_Your task_
Look through the listing for the word "Montreal". Copy each line that has it.

● ● ● ● ●

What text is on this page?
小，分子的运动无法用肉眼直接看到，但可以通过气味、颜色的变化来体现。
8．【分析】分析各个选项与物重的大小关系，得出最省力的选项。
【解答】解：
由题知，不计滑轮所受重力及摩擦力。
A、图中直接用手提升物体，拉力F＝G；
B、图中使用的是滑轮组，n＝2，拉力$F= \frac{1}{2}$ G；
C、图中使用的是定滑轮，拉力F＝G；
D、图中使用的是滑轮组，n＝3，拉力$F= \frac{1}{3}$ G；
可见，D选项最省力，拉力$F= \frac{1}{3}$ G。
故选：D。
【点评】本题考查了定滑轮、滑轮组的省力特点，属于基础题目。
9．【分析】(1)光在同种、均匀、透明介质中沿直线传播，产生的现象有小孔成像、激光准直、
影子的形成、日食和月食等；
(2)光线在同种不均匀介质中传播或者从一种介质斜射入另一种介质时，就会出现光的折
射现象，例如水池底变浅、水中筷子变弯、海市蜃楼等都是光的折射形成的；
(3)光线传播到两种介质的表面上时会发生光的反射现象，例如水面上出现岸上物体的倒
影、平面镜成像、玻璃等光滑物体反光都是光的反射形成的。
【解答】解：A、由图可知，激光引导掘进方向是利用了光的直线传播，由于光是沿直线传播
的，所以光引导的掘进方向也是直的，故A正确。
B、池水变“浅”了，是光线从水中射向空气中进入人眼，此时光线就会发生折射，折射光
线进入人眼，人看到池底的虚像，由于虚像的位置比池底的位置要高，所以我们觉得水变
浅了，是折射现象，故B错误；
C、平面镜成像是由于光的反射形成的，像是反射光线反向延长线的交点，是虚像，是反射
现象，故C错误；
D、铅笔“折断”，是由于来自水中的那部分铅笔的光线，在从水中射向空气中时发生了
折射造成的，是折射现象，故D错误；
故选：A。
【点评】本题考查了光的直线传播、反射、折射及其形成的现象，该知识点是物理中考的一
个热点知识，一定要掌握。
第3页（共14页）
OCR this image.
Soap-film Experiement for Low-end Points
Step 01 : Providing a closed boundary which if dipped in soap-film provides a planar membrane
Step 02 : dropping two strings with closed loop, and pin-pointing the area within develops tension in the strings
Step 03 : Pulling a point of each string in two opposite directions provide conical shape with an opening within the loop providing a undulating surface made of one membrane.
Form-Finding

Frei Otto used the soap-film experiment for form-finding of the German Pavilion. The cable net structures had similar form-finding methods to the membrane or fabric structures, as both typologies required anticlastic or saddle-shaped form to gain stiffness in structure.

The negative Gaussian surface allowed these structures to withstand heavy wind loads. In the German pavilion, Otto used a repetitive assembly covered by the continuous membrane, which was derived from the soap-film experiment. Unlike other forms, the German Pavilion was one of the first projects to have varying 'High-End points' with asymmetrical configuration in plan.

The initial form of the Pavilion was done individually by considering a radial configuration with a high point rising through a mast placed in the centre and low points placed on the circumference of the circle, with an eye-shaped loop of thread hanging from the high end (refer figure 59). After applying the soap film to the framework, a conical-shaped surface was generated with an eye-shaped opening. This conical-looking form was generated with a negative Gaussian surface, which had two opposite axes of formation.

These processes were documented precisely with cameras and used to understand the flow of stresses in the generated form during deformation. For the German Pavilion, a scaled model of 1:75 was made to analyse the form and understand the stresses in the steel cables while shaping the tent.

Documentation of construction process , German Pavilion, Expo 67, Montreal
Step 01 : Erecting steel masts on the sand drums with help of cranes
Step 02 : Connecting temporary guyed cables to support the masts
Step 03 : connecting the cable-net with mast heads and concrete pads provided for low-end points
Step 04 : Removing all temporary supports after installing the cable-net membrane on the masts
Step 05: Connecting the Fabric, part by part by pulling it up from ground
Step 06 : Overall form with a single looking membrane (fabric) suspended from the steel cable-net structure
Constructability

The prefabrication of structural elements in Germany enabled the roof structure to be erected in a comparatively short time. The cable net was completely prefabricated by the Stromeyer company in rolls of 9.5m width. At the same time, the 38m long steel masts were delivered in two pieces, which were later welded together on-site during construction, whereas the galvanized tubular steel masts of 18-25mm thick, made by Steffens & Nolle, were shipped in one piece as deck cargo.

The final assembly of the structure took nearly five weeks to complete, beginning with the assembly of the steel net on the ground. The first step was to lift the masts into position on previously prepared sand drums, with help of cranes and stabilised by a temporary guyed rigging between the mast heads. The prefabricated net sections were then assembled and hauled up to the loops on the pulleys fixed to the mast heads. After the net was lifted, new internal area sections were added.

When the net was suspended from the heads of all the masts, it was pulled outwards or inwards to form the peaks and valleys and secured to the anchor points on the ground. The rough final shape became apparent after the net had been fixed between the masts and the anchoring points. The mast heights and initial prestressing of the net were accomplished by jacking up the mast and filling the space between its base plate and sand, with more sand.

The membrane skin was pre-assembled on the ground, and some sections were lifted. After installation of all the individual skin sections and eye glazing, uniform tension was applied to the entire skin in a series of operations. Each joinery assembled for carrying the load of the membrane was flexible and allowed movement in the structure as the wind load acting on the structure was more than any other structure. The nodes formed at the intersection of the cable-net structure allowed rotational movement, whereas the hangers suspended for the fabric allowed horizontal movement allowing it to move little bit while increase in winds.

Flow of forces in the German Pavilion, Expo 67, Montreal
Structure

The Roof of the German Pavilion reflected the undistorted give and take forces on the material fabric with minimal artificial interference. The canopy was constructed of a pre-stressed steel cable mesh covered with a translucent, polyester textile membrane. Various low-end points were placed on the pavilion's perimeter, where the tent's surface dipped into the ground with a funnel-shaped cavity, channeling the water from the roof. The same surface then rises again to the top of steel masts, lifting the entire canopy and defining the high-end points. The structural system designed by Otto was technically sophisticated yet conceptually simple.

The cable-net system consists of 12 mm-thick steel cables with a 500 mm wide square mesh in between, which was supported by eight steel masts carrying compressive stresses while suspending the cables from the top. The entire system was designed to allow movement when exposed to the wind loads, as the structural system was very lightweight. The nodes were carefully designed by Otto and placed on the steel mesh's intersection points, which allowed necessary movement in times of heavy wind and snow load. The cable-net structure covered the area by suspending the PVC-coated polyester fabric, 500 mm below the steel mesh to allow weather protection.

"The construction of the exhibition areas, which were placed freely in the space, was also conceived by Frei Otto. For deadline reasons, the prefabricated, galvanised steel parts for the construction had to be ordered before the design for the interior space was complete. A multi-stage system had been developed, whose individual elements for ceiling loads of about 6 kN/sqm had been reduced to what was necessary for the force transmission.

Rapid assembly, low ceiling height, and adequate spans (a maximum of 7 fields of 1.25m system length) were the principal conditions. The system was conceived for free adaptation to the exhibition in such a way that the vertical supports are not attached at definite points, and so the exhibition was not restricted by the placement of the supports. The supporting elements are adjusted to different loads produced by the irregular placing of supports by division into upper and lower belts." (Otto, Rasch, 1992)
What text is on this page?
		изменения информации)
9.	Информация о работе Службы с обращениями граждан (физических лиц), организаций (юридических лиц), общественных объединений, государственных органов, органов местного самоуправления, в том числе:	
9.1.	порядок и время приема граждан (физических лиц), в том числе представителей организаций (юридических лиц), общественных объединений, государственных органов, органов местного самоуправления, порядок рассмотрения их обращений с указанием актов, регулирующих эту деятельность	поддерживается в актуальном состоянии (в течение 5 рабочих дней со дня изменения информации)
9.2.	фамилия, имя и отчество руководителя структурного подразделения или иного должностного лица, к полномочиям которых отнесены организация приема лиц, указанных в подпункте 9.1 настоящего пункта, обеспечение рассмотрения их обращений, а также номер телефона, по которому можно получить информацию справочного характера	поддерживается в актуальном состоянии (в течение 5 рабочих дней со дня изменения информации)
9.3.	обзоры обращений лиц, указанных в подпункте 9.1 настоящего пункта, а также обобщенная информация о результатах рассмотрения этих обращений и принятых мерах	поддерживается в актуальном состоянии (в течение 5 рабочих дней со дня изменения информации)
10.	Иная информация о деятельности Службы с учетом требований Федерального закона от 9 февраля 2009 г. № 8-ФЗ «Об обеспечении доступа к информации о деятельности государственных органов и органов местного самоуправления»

● ● ● ● ●

_Response_
Documentation of construction process , German Pavilion, Expo 67, Montreal
Flow of forces in the German Pavilion, Expo 67, Montreal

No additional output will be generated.